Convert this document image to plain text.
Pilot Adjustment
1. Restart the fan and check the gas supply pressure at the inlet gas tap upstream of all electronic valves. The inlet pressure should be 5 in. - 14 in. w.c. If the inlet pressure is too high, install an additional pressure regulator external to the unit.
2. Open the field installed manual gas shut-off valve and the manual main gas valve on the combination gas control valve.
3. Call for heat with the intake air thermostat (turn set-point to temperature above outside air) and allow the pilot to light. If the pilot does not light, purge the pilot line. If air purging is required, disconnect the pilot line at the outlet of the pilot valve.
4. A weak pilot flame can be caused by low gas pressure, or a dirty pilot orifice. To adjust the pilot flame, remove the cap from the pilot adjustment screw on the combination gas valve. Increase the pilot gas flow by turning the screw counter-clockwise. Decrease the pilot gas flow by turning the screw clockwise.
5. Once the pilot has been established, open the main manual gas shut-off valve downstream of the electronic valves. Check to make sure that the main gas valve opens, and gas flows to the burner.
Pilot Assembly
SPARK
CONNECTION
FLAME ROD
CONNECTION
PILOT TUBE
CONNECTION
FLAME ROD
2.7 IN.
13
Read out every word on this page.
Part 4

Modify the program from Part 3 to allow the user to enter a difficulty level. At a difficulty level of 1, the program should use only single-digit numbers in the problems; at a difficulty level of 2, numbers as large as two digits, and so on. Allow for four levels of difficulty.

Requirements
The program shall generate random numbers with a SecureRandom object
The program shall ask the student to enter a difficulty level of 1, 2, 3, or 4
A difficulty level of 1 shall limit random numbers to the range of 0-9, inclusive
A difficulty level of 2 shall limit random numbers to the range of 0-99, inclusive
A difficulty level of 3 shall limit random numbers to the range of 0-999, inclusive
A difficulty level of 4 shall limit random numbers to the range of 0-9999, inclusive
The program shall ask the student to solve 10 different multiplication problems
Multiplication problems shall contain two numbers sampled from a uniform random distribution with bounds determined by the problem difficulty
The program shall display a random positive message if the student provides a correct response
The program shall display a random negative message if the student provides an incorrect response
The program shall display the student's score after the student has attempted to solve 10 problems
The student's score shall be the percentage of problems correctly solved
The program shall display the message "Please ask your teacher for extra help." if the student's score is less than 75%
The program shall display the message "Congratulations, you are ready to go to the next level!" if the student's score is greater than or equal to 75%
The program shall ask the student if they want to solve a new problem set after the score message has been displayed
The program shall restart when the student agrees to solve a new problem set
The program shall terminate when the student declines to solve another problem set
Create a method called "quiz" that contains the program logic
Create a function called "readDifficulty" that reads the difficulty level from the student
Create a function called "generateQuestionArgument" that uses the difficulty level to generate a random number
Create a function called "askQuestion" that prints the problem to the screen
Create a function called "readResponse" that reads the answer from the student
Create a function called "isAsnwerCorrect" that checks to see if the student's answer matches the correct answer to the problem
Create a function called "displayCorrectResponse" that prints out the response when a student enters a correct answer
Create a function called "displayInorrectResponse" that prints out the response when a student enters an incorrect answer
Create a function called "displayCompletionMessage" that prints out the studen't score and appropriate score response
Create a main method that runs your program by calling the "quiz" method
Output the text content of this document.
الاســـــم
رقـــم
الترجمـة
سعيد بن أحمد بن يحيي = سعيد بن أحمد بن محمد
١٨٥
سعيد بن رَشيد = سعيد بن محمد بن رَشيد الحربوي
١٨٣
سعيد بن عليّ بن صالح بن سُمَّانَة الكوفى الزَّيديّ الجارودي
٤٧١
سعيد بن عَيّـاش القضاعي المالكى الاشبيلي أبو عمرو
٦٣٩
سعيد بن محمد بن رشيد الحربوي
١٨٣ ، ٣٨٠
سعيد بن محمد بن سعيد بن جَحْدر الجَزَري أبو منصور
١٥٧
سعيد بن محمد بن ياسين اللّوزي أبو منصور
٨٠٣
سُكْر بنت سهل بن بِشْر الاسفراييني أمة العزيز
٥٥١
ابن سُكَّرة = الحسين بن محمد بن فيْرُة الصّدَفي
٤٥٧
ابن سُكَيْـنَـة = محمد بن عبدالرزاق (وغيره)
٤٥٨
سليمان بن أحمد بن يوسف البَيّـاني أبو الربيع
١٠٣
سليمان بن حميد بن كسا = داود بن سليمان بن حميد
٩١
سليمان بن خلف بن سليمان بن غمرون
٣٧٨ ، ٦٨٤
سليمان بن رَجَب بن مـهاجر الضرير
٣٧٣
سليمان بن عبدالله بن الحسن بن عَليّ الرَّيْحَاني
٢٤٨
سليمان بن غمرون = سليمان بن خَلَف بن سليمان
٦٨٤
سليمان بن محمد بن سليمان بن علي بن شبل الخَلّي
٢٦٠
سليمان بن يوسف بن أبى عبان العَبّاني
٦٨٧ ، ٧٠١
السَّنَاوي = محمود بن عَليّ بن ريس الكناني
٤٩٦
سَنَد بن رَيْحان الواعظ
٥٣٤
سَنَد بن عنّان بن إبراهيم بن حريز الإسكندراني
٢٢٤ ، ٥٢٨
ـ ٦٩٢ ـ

□ □ □ □ □

### EXERCISE TASK
Count the lines in the entries above that include the string "reads", then give only that figure.

### EXPECTED ANSWER
2